> **To do**: Select from the data all lines with the word "Prinzip".

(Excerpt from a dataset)
>>
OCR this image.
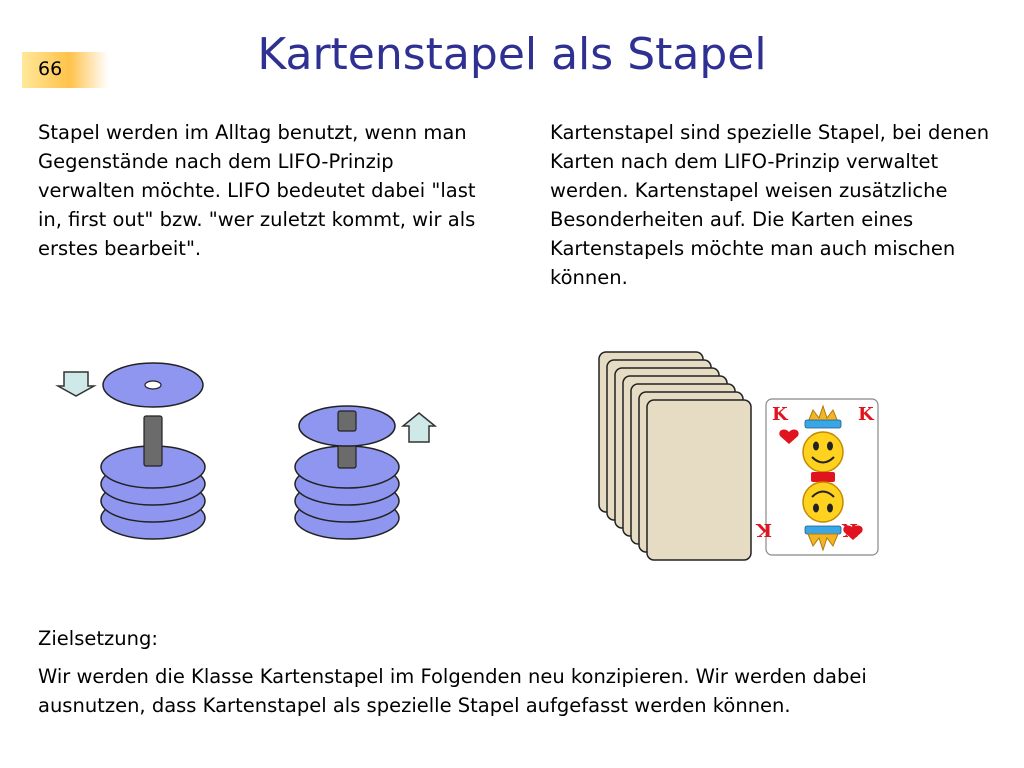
66	Kartenstapel als Stapel

Stapel werden im Alltag benutzt, wenn man Gegenstände nach dem LIFO-Prinzip verwalten möchte. LIFO bedeutet dabei "last in, first out" bzw. "wer zuletzt kommt, wir als erstes bearbeit".

Kartenstapel sind spezielle Stapel, bei denen Karten nach dem LIFO-Prinzip verwaltet werden. Kartenstapel weisen zusätzliche Besonderheiten auf. Die Karten eines Kartenstapels möchte man auch mischen können.

K	K
K	K

Zielsetzung:

Wir werden die Klasse Kartenstapel im Folgenden neu konzipieren. Wir werden dabei ausnutzen, dass Kartenstapel als spezielle Stapel aufgefasst werden können.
<<
> **Correct response**:
Stapel werden im Alltag benutzt, wenn man Gegenstände nach dem LIFO-Prinzip verwalten möchte. LIFO bedeutet dabei "last in, first out" bzw. "wer zuletzt kommt, wir als erstes bearbeit".
Kartenstapel sind spezielle Stapel, bei denen Karten nach dem LIFO-Prinzip verwaltet werden. Kartenstapel weisen zusätzliche Besonderheiten auf. Die Karten eines Kartenstapels möchte man auch mischen können.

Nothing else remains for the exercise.